↓↓↓

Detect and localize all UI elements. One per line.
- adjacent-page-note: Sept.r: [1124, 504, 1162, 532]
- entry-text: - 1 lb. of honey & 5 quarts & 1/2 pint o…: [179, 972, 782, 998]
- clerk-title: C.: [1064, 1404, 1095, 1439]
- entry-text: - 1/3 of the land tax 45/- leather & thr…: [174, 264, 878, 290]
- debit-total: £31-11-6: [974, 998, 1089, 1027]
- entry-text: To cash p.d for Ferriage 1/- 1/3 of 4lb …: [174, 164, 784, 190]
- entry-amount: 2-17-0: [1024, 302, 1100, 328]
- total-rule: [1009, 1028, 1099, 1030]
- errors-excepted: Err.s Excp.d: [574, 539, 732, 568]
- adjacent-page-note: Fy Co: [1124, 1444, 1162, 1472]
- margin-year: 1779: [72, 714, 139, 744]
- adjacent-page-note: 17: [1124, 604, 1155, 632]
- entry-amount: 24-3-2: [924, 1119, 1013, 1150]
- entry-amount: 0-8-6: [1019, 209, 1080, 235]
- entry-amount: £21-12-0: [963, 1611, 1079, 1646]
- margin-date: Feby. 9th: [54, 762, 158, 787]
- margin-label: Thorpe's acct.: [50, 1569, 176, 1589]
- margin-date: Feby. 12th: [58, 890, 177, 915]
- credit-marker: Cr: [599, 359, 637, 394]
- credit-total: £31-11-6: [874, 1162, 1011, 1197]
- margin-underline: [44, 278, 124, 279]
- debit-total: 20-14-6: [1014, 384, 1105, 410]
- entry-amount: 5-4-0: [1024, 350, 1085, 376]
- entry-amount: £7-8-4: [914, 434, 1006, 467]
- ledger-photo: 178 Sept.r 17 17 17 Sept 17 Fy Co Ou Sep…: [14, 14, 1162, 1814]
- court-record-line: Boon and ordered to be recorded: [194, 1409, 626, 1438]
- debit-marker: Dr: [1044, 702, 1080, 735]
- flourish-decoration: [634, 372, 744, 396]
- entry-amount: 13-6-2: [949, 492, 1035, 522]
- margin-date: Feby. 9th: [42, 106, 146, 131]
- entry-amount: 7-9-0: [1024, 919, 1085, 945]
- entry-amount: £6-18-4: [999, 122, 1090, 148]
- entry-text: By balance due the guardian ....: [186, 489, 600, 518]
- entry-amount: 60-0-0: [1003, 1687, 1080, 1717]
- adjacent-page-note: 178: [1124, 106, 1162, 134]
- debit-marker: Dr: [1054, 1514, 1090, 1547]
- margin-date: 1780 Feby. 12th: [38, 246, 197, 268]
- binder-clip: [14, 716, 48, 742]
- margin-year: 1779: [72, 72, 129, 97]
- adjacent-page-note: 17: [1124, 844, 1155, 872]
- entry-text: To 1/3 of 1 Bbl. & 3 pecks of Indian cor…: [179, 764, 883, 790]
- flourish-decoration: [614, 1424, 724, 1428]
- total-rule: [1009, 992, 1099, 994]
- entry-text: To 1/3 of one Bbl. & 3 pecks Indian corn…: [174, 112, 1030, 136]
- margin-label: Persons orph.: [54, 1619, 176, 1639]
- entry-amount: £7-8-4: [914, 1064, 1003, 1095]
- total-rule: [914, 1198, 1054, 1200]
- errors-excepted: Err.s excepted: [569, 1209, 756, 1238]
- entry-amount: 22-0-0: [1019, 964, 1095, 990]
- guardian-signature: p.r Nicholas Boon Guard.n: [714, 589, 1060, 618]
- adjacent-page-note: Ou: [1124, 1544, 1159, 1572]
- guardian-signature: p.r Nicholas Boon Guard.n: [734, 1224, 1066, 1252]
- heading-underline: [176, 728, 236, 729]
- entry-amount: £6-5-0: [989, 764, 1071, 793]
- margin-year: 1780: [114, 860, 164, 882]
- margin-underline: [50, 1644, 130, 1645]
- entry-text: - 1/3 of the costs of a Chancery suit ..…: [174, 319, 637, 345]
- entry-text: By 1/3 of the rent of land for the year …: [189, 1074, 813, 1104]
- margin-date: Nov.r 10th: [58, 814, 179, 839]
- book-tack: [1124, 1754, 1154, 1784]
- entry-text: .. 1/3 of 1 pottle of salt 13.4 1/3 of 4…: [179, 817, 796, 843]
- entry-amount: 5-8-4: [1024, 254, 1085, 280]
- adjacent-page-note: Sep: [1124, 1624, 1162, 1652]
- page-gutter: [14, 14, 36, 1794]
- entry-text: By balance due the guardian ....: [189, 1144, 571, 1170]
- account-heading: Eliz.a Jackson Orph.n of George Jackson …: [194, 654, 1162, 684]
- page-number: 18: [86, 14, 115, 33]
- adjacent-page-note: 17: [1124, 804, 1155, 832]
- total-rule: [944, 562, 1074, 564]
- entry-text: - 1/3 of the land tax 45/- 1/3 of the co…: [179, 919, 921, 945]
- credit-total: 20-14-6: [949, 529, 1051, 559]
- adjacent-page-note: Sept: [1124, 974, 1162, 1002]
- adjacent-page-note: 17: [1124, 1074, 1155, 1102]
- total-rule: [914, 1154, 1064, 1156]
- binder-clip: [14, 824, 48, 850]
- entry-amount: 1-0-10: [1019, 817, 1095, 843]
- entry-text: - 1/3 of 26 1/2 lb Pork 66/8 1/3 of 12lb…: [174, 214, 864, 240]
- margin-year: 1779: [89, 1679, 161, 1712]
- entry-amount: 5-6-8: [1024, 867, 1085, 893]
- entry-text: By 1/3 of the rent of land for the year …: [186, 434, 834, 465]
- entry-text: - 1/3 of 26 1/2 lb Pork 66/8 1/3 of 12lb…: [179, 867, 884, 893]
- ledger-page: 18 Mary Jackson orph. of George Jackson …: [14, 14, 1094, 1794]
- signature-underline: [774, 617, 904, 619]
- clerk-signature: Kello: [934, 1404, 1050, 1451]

↑↑↑

■ **WHAT THE EXERCISE ASKS**
Rewrite the entries above as a JSON list of strings, with one string for each line and any blank lines omitted.

■ **EXERCISE ANSWER**
[
  "Detect and localize all UI elements. One per line.",
  "- adjacent-page-note: Sept.r: [1124, 504, 1162, 532]",
  "- entry-text: - 1 lb. of honey & 5 quarts & 1/2 pint o…: [179, 972, 782, 998]",
  "- clerk-title: C.: [1064, 1404, 1095, 1439]",
  "- entry-text: - 1/3 of the land tax 45/- leather & thr…: [174, 264, 878, 290]",
  "- debit-total: £31-11-6: [974, 998, 1089, 1027]",
  "- entry-text: To cash p.d for Ferriage 1/- 1/3 of 4lb …: [174, 164, 784, 190]",
  "- entry-amount: 2-17-0: [1024, 302, 1100, 328]",
  "- total-rule: [1009, 1028, 1099, 1030]",
  "- errors-excepted: Err.s Excp.d: [574, 539, 732, 568]",
  "- adjacent-page-note: Fy Co: [1124, 1444, 1162, 1472]",
  "- margin-year: 1779: [72, 714, 139, 744]",
  "- adjacent-page-note: 17: [1124, 604, 1155, 632]",
  "- entry-amount: 24-3-2: [924, 1119, 1013, 1150]",
  "- entry-amount: 0-8-6: [1019, 209, 1080, 235]",
  "- entry-amount: £21-12-0: [963, 1611, 1079, 1646]",
  "- margin-date: Feby. 9th: [54, 762, 158, 787]",
  "- margin-label: Thorpe's acct.: [50, 1569, 176, 1589]",
  "- margin-date: Feby. 12th: [58, 890, 177, 915]",
  "- credit-marker: Cr: [599, 359, 637, 394]",
  "- credit-total: £31-11-6: [874, 1162, 1011, 1197]",
  "- margin-underline: [44, 278, 124, 279]",
  "- debit-total: 20-14-6: [1014, 384, 1105, 410]",
  "- entry-amount: 5-4-0: [1024, 350, 1085, 376]",
  "- entry-amount: £7-8-4: [914, 434, 1006, 467]",
  "- ledger-photo: 178 Sept.r 17 17 17 Sept 17 Fy Co Ou Sep…: [14, 14, 1162, 1814]",
  "- court-record-line: Boon and ordered to be recorded: [194, 1409, 626, 1438]",
  "- debit-marker: Dr: [1044, 702, 1080, 735]",
  "- flourish-decoration: [634, 372, 744, 396]",
  "- entry-amount: 13-6-2: [949, 492, 1035, 522]",
  "- margin-date: Feby. 9th: [42, 106, 146, 131]",
  "- entry-amount: 7-9-0: [1024, 919, 1085, 945]",
  "- entry-amount: £6-18-4: [999, 122, 1090, 148]",
  "- entry-text: By balance due the guardian ....: [186, 489, 600, 518]",
  "- entry-amount: 60-0-0: [1003, 1687, 1080, 1717]",
  "- adjacent-page-note: 178: [1124, 106, 1162, 134]",
  "- debit-marker: Dr: [1054, 1514, 1090, 1547]",
  "- margin-date: 1780 Feby. 12th: [38, 246, 197, 268]",
  "- binder-clip: [14, 716, 48, 742]",
  "- margin-year: 1779: [72, 72, 129, 97]",
  "- adjacent-page-note: 17: [1124, 844, 1155, 872]",
  "- entry-text: To 1/3 of 1 Bbl. & 3 pecks of Indian cor…: [179, 764, 883, 790]",
  "- flourish-decoration: [614, 1424, 724, 1428]",
  "- total-rule: [1009, 992, 1099, 994]",
  "- entry-text: To 1/3 of one Bbl. & 3 pecks Indian corn…: [174, 112, 1030, 136]",
  "- margin-label: Persons orph.: [54, 1619, 176, 1639]",
  "- entry-amount: £7-8-4: [914, 1064, 1003, 1095]",
  "- total-rule: [914, 1198, 1054, 1200]",
  "- errors-excepted: Err.s excepted: [569, 1209, 756, 1238]",
  "- entry-amount: 22-0-0: [1019, 964, 1095, 990]",
  "- guardian-signature: p.r Nicholas Boon Guard.n: [714, 589, 1060, 618]",
  "- adjacent-page-note: Ou: [1124, 1544, 1159, 1572]",
  "- guardian-signature: p.r Nicholas Boon Guard.n: [734, 1224, 1066, 1252]",
  "- heading-underline: [176, 728, 236, 729]",
  "- entry-amount: £6-5-0: [989, 764, 1071, 793]",
  "- margin-year: 1780: [114, 860, 164, 882]",
  "- margin-underline: [50, 1644, 130, 1645]",
  "- entry-text: - 1/3 of the costs of a Chancery suit ..…: [174, 319, 637, 345]",
  "- entry-text: By 1/3 of the rent of land for the year …: [189, 1074, 813, 1104]",
  "- margin-date: Nov.r 10th: [58, 814, 179, 839]",
  "- book-tack: [1124, 1754, 1154, 1784]",
  "- entry-text: .. 1/3 of 1 pottle of salt 13.4 1/3 of 4…: [179, 817, 796, 843]",
  "- entry-amount: 5-8-4: [1024, 254, 1085, 280]",
  "- adjacent-page-note: Sep: [1124, 1624, 1162, 1652]",
  "- page-gutter: [14, 14, 36, 1794]",
  "- entry-text: By balance due the guardian ....: [189, 1144, 571, 1170]",
  "- account-heading: Eliz.a Jackson Orph.n of George Jackson …: [194, 654, 1162, 684]",
  "- page-number: 18: [86, 14, 115, 33]",
  "- adjacent-page-note: 17: [1124, 804, 1155, 832]",
  "- total-rule: [944, 562, 1074, 564]",
  "- entry-text: - 1/3 of the land tax 45/- 1/3 of the co…: [179, 919, 921, 945]",
  "- credit-total: 20-14-6: [949, 529, 1051, 559]",
  "- adjacent-page-note: Sept: [1124, 974, 1162, 1002]",
  "- adjacent-page-note: 17: [1124, 1074, 1155, 1102]",
  "- total-rule: [914, 1154, 1064, 1156]",
  "- binder-clip: [14, 824, 48, 850]",
  "- entry-amount: 1-0-10: [1019, 817, 1095, 843]",
  "- entry-text: - 1/3 of 26 1/2 lb Pork 66/8 1/3 of 12lb…: [174, 214, 864, 240]",
  "- margin-year: 1779: [89, 1679, 161, 1712]",
  "- entry-amount: 5-6-8: [1024, 867, 1085, 893]",
  "- entry-text: By 1/3 of the rent of land for the year …: [186, 434, 834, 465]",
  "- entry-text: - 1/3 of 26 1/2 lb Pork 66/8 1/3 of 12lb…: [179, 867, 884, 893]",
  "- ledger-page: 18 Mary Jackson orph. of George Jackson …: [14, 14, 1094, 1794]",
  "- signature-underline: [774, 617, 904, 619]",
  "- clerk-signature: Kello: [934, 1404, 1050, 1451]"
]